### Goal
Identify the lines containing the word "color". Copy each one.

-----

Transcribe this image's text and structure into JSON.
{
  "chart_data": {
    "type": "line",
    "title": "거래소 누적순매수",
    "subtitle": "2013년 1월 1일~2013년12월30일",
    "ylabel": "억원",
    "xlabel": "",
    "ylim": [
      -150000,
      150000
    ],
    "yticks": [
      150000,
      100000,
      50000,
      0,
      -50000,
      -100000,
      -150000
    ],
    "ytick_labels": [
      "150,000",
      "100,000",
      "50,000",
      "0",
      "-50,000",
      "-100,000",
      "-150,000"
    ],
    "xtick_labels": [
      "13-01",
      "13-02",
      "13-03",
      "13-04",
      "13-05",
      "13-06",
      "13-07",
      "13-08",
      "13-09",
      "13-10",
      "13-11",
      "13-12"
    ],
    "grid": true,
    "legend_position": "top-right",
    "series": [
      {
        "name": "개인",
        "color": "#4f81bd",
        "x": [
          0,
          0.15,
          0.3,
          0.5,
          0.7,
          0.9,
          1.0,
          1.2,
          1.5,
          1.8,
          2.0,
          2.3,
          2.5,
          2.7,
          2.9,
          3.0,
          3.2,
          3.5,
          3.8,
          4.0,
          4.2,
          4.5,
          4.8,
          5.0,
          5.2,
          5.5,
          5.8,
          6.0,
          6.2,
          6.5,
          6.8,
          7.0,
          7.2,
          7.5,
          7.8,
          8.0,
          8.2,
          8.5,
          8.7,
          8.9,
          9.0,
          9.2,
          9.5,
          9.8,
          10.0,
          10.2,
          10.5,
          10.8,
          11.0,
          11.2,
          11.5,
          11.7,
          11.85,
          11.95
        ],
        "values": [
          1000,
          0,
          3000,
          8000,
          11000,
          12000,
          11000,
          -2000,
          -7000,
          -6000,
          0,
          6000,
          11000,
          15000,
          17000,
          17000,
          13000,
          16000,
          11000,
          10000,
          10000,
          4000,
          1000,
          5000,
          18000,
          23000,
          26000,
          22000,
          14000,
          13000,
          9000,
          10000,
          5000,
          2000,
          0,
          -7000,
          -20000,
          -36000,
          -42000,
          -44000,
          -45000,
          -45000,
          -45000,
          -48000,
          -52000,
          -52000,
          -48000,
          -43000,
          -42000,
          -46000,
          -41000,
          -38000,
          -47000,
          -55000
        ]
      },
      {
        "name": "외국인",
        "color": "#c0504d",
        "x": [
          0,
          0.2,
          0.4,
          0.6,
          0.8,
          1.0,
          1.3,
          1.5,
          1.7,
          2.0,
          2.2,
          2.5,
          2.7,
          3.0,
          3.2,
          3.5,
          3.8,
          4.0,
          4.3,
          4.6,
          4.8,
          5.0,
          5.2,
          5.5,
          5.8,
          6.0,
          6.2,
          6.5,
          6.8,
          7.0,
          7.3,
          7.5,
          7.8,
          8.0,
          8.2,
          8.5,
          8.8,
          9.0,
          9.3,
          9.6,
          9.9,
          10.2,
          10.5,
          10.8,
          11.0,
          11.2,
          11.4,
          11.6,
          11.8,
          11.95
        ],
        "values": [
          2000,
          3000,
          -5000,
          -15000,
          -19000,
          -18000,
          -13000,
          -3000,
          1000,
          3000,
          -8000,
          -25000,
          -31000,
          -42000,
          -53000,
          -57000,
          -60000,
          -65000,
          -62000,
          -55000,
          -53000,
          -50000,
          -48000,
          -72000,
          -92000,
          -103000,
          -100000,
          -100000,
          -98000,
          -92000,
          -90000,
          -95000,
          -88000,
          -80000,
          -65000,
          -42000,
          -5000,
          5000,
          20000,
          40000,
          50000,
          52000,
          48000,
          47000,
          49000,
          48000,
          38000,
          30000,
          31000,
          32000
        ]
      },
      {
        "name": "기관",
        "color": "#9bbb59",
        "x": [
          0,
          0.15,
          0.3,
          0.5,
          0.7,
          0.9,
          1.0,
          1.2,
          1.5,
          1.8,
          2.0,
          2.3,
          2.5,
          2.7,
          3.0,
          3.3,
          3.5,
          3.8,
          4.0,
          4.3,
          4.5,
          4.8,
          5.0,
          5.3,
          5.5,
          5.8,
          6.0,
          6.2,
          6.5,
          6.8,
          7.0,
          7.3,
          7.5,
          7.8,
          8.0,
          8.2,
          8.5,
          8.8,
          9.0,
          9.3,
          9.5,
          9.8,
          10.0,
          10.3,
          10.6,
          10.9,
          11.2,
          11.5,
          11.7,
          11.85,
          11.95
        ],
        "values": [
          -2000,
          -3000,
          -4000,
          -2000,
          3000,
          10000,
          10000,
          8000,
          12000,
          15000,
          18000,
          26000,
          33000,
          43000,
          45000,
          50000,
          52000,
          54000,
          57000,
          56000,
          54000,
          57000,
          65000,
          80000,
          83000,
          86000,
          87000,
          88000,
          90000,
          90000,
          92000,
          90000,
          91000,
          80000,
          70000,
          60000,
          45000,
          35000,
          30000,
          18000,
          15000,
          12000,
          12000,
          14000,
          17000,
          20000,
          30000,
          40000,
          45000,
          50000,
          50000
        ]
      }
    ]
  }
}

-----

### Task response
        "color": "#4f81bd",
        "color": "#c0504d",
        "color": "#9bbb59",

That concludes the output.